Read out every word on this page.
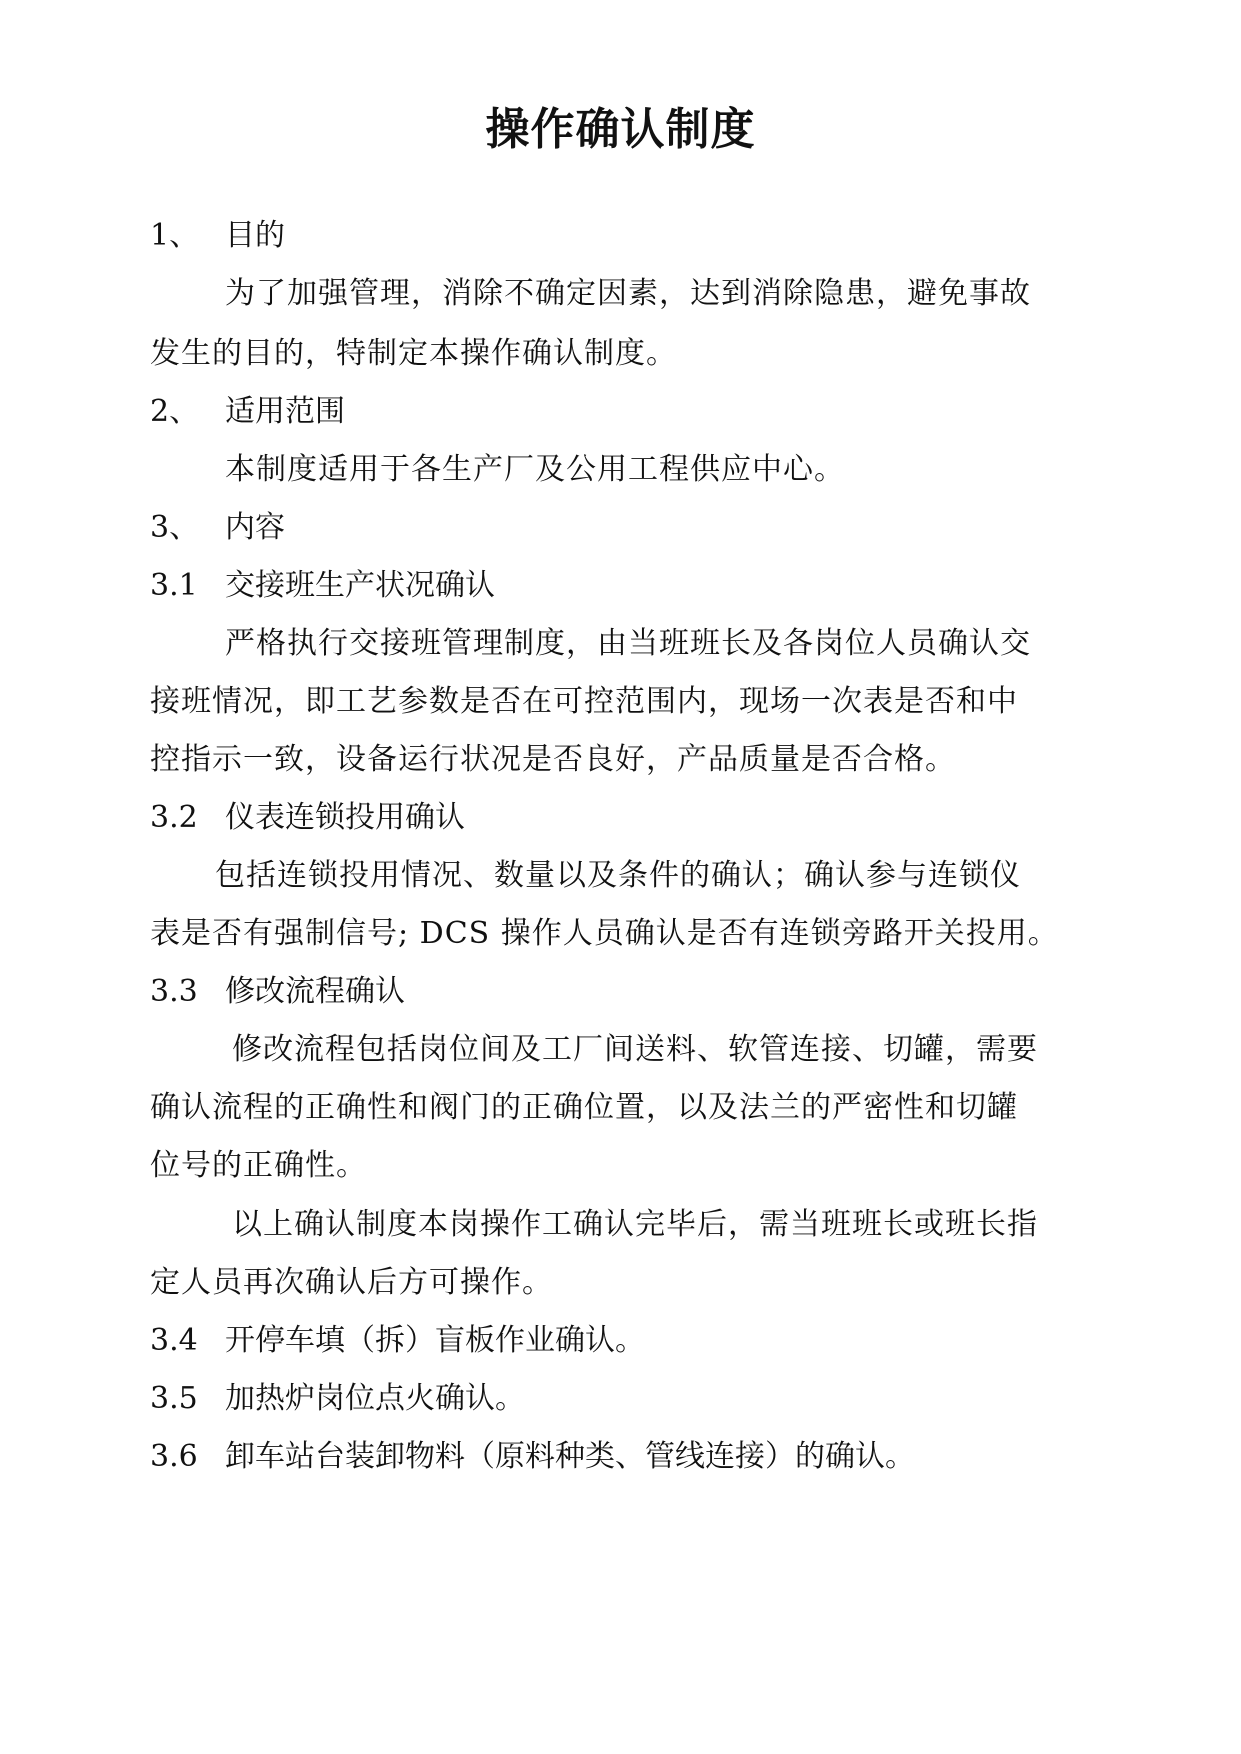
操作确认制度
1、 目的
为了加强管理，消除不确定因素，达到消除隐患，避免事故
发生的目的，特制定本操作确认制度。
2、 适用范围
本制度适用于各生产厂及公用工程供应中心。
3、 内容
3.1 交接班生产状况确认
严格执行交接班管理制度，由当班班长及各岗位人员确认交
接班情况，即工艺参数是否在可控范围内，现场一次表是否和中
控指示一致，设备运行状况是否良好，产品质量是否合格。
3.2 仪表连锁投用确认
包括连锁投用情况、数量以及条件的确认；确认参与连锁仪
表是否有强制信号; DCS 操作人员确认是否有连锁旁路开关投用。
3.3 修改流程确认
修改流程包括岗位间及工厂间送料、软管连接、切罐，需要
确认流程的正确性和阀门的正确位置，以及法兰的严密性和切罐
位号的正确性。
以上确认制度本岗操作工确认完毕后，需当班班长或班长指
定人员再次确认后方可操作。
3.4 开停车填（拆）盲板作业确认。
3.5 加热炉岗位点火确认。
3.6 卸车站台装卸物料（原料种类、管线连接）的确认。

--------------------------------

> **EXERCISE PROMPT**:
Transcribe every entry word for word, but skip the pictures.

> **TASK RESPONSE**:
Read out every word on this page.
操作确认制度
1、 目的
为了加强管理，消除不确定因素，达到消除隐患，避免事故
发生的目的，特制定本操作确认制度。
2、 适用范围
本制度适用于各生产厂及公用工程供应中心。
3、 内容
3.1 交接班生产状况确认
严格执行交接班管理制度，由当班班长及各岗位人员确认交
接班情况，即工艺参数是否在可控范围内，现场一次表是否和中
控指示一致，设备运行状况是否良好，产品质量是否合格。
3.2 仪表连锁投用确认
包括连锁投用情况、数量以及条件的确认；确认参与连锁仪
表是否有强制信号; DCS 操作人员确认是否有连锁旁路开关投用。
3.3 修改流程确认
修改流程包括岗位间及工厂间送料、软管连接、切罐，需要
确认流程的正确性和阀门的正确位置，以及法兰的严密性和切罐
位号的正确性。
以上确认制度本岗操作工确认完毕后，需当班班长或班长指
定人员再次确认后方可操作。
3.4 开停车填（拆）盲板作业确认。
3.5 加热炉岗位点火确认。
3.6 卸车站台装卸物料（原料种类、管线连接）的确认。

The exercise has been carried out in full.